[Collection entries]
## Begin
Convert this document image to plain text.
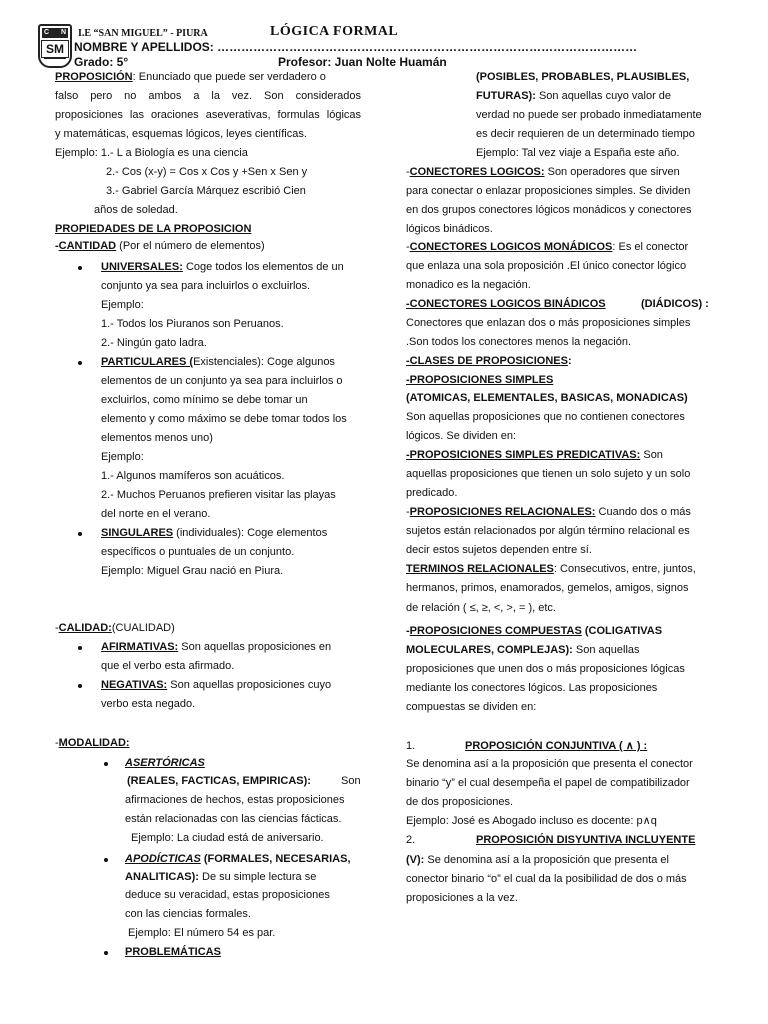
C N
SM
I.E “SAN MIGUEL” - PIURA	LÓGICA FORMAL
NOMBRE Y APELLIDOS: ……………………………………………………………………………………………
Grado: 5°	Profesor: Juan Nolte Huamán
PROPOSICIÓN: Enunciado que puede ser verdadero o
falso pero no ambos a la vez. Son considerados
proposiciones las oraciones aseverativas, formulas lógicas
y matemáticas, esquemas lógicos, leyes científicas.
Ejemplo: 1.- L a Biología es una ciencia
2.- Cos (x-y) = Cos x Cos y +Sen x Sen y
3.- Gabriel García Márquez escribió Cien
años de soledad.
PROPIEDADES DE LA PROPOSICION
-CANTIDAD (Por el número de elementos)
UNIVERSALES: Coge todos los elementos de un
conjunto ya sea para incluirlos o excluirlos.
Ejemplo:
1.- Todos los Piuranos son Peruanos.
2.- Ningún gato ladra.
PARTICULARES (Existenciales): Coge algunos
elementos de un conjunto ya sea para incluirlos o
excluirlos, como mínimo se debe tomar un
elemento y como máximo se debe tomar todos los
elementos menos uno)
Ejemplo:
1.- Algunos mamíferos son acuáticos.
2.- Muchos Peruanos prefieren visitar las playas
del norte en el verano.
SINGULARES (individuales): Coge elementos
específicos o puntuales de un conjunto.
Ejemplo: Miguel Grau nació en Piura.
-CALIDAD:(CUALIDAD)
AFIRMATIVAS: Son aquellas proposiciones en
que el verbo esta afirmado.
NEGATIVAS: Son aquellas proposiciones cuyo
verbo esta negado.
-MODALIDAD:
ASERTÓRICAS
(REALES, FACTICAS, EMPIRICAS):	Son
afirmaciones de hechos, estas proposiciones
están relacionadas con las ciencias fácticas.
Ejemplo: La ciudad está de aniversario.
APODÍCTICAS (FORMALES, NECESARIAS,
ANALITICAS): De su simple lectura se
deduce su veracidad, estas proposiciones
con las ciencias formales.
Ejemplo: El número 54 es par.
PROBLEMÁTICAS
(POSIBLES, PROBABLES, PLAUSIBLES,
FUTURAS): Son aquellas cuyo valor de
verdad no puede ser probado inmediatamente
es decir requieren de un determinado tiempo
Ejemplo: Tal vez viaje a España este año.
-CONECTORES LOGICOS: Son operadores que sirven
para conectar o enlazar proposiciones simples. Se dividen
en dos grupos conectores lógicos monádicos y conectores
lógicos binádicos.
-CONECTORES LOGICOS MONÁDICOS: Es el conector
que enlaza una sola proposición .El único conector lógico
monadico es la negación.
-CONECTORES LOGICOS BINÁDICOS	(DIÁDICOS) :
Conectores que enlazan dos o más proposiciones simples
.Son todos los conectores menos la negación.
-CLASES DE PROPOSICIONES:
-PROPOSICIONES SIMPLES
(ATOMICAS, ELEMENTALES, BASICAS, MONADICAS)
Son aquellas proposiciones que no contienen conectores
lógicos. Se dividen en:
-PROPOSICIONES SIMPLES PREDICATIVAS: Son
aquellas proposiciones que tienen un solo sujeto y un solo
predicado.
-PROPOSICIONES RELACIONALES: Cuando dos o más
sujetos están relacionados por algún término relacional es
decir estos sujetos dependen entre sí.
TERMINOS RELACIONALES: Consecutivos, entre, juntos,
hermanos, primos, enamorados, gemelos, amigos, signos
de relación ( ≤, ≥, <, >, = ), etc.
-PROPOSICIONES COMPUESTAS (COLIGATIVAS
MOLECULARES, COMPLEJAS): Son aquellas
proposiciones que unen dos o más proposiciones lógicas
mediante los conectores lógicos. Las proposiciones
compuestas se dividen en:
1.	PROPOSICIÓN CONJUNTIVA ( ∧ ) :
Se denomina así a la proposición que presenta el conector
binario “y” el cual desempeña el papel de compatibilizador
de dos proposiciones.
Ejemplo: José es Abogado incluso es docente: p∧q
2.	PROPOSICIÓN DISYUNTIVA INCLUYENTE
(V): Se denomina así a la proposición que presenta el
conector binario “o” el cual da la posibilidad de dos o más
proposiciones a la vez.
## End
What is asked: How many lines of these entries contain "tomar"? Answer with the number and nothing else.

Answer to this task: 2